* _Information provided_
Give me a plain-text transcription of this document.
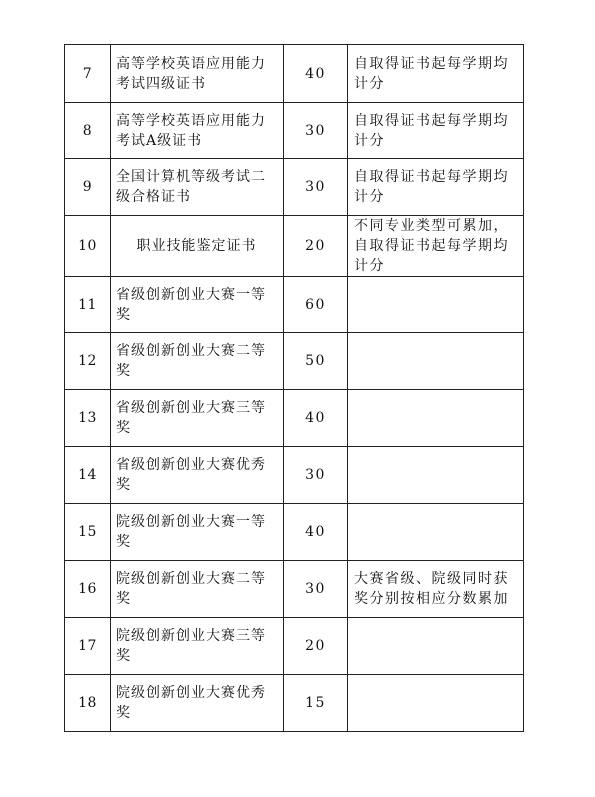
7	高等学校英语应用能力考试四级证书	40	自取得证书起每学期均计分
8	高等学校英语应用能力考试A级证书	30	自取得证书起每学期均计分
9	全国计算机等级考试二级合格证书	30	自取得证书起每学期均计分
10	职业技能鉴定证书	20	不同专业类型可累加，自取得证书起每学期均计分
11	省级创新创业大赛一等奖	60	
12	省级创新创业大赛二等奖	50	
13	省级创新创业大赛三等奖	40	
14	省级创新创业大赛优秀奖	30	
15	院级创新创业大赛一等奖	40	
16	院级创新创业大赛二等奖	30	大赛省级、院级同时获奖分别按相应分数累加
17	院级创新创业大赛三等奖	20	
18	院级创新创业大赛优秀奖	15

* _The exercise_
Above are records to transcribe exactly; leave their pictures out.

* _Response to the task_
Give me a plain-text transcription of this document.
7	高等学校英语应用能力考试四级证书	40	自取得证书起每学期均计分
8	高等学校英语应用能力考试A级证书	30	自取得证书起每学期均计分
9	全国计算机等级考试二级合格证书	30	自取得证书起每学期均计分
10	职业技能鉴定证书	20	不同专业类型可累加，自取得证书起每学期均计分
11	省级创新创业大赛一等奖	60	
12	省级创新创业大赛二等奖	50	
13	省级创新创业大赛三等奖	40	
14	省级创新创业大赛优秀奖	30	
15	院级创新创业大赛一等奖	40	
16	院级创新创业大赛二等奖	30	大赛省级、院级同时获奖分别按相应分数累加
17	院级创新创业大赛三等奖	20	
18	院级创新创业大赛优秀奖	15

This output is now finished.